Below are the records; locate each line with the word "company" and copy it.
* Start The data *
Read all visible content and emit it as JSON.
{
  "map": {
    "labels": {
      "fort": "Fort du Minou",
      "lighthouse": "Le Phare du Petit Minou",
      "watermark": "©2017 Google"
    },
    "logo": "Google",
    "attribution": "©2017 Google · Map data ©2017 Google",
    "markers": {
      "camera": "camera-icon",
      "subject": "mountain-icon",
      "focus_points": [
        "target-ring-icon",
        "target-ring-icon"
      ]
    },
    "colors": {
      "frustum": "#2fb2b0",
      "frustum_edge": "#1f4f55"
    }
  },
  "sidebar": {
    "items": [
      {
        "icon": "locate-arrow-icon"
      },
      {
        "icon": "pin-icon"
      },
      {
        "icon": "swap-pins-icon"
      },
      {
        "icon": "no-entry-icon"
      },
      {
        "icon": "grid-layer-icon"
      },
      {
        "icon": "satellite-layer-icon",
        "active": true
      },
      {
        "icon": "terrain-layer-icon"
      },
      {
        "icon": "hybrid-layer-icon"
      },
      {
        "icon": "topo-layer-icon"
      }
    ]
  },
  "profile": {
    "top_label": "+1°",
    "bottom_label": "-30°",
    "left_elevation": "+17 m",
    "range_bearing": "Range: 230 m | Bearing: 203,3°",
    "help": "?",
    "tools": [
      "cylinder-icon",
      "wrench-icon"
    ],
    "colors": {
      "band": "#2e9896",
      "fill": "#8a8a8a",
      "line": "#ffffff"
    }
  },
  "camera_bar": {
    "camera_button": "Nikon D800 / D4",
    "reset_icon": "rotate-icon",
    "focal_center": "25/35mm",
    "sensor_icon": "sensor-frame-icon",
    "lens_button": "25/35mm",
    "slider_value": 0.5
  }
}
* End The data *
* Start The data *
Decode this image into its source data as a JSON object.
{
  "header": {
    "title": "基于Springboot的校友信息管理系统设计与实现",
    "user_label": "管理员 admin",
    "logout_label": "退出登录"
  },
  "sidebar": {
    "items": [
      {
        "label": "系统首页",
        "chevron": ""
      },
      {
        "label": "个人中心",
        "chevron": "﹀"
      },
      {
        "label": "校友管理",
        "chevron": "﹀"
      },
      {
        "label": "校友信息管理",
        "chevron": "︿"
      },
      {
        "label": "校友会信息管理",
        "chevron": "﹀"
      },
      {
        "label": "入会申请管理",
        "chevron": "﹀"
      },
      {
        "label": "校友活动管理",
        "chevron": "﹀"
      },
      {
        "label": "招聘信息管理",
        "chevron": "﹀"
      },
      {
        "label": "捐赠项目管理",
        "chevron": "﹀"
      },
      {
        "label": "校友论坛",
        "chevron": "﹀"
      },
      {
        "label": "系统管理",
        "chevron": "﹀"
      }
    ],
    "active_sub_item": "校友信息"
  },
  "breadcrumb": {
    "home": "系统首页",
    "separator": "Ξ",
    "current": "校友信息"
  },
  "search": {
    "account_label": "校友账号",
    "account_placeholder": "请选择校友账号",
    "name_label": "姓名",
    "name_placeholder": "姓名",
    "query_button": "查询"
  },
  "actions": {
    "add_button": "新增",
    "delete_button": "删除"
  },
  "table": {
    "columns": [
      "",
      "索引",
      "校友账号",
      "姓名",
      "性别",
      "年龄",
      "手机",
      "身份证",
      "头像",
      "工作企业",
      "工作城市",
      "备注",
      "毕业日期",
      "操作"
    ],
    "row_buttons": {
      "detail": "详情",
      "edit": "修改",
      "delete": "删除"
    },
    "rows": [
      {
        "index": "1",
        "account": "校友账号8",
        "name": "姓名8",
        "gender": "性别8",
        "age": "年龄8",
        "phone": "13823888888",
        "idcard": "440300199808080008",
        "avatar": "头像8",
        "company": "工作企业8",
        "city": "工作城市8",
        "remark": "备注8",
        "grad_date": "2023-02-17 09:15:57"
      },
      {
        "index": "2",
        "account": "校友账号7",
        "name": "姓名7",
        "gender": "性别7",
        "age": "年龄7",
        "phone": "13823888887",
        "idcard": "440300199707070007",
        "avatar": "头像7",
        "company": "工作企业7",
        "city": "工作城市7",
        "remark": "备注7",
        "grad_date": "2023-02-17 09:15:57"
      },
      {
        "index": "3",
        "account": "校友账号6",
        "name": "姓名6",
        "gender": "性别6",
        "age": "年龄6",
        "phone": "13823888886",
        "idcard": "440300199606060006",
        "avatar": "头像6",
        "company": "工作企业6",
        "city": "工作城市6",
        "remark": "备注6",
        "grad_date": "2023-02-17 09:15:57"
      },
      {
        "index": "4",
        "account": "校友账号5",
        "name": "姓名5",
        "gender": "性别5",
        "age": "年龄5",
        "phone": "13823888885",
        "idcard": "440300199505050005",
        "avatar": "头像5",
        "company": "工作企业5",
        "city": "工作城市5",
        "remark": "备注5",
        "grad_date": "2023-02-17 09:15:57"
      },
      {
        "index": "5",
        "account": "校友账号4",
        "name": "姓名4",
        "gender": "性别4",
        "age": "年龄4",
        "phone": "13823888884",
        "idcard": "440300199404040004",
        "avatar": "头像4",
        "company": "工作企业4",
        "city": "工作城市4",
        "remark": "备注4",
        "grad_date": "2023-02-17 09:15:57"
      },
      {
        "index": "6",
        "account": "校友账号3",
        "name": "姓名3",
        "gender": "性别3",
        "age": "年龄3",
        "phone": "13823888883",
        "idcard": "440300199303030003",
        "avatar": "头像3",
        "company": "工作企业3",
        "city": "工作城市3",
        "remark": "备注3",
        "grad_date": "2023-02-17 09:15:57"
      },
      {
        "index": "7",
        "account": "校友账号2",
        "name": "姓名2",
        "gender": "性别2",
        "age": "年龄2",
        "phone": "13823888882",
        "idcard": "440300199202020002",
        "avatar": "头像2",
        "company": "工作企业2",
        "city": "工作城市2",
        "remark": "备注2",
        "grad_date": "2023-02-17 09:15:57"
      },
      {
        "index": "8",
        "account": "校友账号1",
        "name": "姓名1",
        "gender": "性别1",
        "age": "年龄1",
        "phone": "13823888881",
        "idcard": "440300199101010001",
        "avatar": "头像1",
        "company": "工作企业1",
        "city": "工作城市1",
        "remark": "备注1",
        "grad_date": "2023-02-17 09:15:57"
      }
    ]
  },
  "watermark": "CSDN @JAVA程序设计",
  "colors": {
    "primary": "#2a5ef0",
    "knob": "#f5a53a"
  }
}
* End The data *
_Exercise solution_
        "company": "工作企业8",
        "company": "工作企业7",
        "company": "工作企业6",
        "company": "工作企业5",
        "company": "工作企业4",
        "company": "工作企业3",
        "company": "工作企业2",
        "company": "工作企业1",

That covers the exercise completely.